Stored data entries:
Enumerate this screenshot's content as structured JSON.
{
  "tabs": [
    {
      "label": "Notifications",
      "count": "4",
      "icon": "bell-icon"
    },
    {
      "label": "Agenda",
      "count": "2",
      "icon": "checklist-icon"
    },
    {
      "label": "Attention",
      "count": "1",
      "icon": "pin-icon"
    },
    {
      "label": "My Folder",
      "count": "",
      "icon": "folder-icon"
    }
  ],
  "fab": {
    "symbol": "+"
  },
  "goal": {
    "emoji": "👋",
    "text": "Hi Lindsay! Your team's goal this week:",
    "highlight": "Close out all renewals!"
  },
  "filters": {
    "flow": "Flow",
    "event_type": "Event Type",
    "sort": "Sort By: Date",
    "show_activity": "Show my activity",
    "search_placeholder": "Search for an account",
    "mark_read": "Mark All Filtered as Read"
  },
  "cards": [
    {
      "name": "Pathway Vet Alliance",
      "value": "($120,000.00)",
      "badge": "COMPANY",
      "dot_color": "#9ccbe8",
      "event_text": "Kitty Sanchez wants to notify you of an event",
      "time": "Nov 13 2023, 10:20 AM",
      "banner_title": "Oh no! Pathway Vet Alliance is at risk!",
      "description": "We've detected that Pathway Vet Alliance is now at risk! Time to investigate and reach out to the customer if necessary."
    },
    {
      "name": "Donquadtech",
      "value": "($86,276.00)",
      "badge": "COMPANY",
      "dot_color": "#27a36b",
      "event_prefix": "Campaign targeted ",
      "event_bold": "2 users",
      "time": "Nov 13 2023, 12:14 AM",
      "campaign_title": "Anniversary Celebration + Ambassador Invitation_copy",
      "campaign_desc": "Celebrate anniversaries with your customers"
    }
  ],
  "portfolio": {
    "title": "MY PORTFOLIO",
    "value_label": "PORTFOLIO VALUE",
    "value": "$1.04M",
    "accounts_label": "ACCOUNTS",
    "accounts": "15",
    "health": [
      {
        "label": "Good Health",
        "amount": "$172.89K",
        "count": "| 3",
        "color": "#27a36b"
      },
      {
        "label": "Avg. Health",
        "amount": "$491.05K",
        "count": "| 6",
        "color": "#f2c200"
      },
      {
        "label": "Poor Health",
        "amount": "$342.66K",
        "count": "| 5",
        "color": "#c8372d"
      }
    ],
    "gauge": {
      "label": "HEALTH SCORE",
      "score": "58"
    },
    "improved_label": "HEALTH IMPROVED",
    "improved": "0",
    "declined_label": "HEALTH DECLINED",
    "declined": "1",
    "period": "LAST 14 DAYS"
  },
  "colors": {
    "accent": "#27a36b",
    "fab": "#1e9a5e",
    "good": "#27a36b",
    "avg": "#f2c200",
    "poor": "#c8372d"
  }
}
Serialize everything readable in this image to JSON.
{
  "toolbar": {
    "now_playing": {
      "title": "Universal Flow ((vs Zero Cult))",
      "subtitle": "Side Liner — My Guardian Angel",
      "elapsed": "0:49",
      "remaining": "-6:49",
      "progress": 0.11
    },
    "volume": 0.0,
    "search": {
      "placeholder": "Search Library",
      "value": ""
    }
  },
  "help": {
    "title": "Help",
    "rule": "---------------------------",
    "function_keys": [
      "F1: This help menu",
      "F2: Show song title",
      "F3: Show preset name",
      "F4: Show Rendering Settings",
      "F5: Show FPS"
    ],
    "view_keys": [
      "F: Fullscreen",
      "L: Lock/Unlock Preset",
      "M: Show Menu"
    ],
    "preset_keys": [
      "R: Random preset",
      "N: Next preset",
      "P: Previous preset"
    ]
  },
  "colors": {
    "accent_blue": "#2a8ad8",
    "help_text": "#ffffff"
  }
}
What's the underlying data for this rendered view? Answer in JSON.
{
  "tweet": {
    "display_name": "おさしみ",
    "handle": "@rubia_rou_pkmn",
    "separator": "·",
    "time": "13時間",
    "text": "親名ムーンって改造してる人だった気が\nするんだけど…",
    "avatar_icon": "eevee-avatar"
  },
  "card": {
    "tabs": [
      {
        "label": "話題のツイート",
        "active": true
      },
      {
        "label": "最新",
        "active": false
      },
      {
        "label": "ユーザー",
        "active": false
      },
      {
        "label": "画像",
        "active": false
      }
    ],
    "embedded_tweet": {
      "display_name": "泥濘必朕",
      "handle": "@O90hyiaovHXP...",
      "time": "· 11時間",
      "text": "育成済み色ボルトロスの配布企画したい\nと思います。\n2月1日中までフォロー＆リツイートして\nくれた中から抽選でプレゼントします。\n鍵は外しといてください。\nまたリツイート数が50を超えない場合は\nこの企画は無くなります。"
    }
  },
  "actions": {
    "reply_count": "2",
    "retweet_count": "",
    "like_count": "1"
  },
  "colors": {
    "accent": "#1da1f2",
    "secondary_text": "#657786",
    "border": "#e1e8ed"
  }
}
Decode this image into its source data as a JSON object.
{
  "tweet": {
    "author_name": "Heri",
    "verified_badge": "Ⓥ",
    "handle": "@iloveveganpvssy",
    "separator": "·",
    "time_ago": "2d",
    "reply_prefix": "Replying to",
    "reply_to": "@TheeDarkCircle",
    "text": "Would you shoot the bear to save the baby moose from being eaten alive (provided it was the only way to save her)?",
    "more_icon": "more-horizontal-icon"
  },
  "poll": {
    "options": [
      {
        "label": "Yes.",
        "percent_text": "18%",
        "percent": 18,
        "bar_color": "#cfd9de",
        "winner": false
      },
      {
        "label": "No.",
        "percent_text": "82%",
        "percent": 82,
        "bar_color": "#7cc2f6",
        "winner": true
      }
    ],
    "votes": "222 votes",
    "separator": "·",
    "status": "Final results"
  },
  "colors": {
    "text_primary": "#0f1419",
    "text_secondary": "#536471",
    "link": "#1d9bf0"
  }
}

▶ [WHAT YOU ARE ASKED TO DO]: Output the line containing "Decode this image" and all lines after it to the end of the records, exactly as given.

▶ [SOLUTION TO THIS PROBLEM]:
Decode this image into its source data as a JSON object.
{
  "tweet": {
    "author_name": "Heri",
    "verified_badge": "Ⓥ",
    "handle": "@iloveveganpvssy",
    "separator": "·",
    "time_ago": "2d",
    "reply_prefix": "Replying to",
    "reply_to": "@TheeDarkCircle",
    "text": "Would you shoot the bear to save the baby moose from being eaten alive (provided it was the only way to save her)?",
    "more_icon": "more-horizontal-icon"
  },
  "poll": {
    "options": [
      {
        "label": "Yes.",
        "percent_text": "18%",
        "percent": 18,
        "bar_color": "#cfd9de",
        "winner": false
      },
      {
        "label": "No.",
        "percent_text": "82%",
        "percent": 82,
        "bar_color": "#7cc2f6",
        "winner": true
      }
    ],
    "votes": "222 votes",
    "separator": "·",
    "status": "Final results"
  },
  "colors": {
    "text_primary": "#0f1419",
    "text_secondary": "#536471",
    "link": "#1d9bf0"
  }
}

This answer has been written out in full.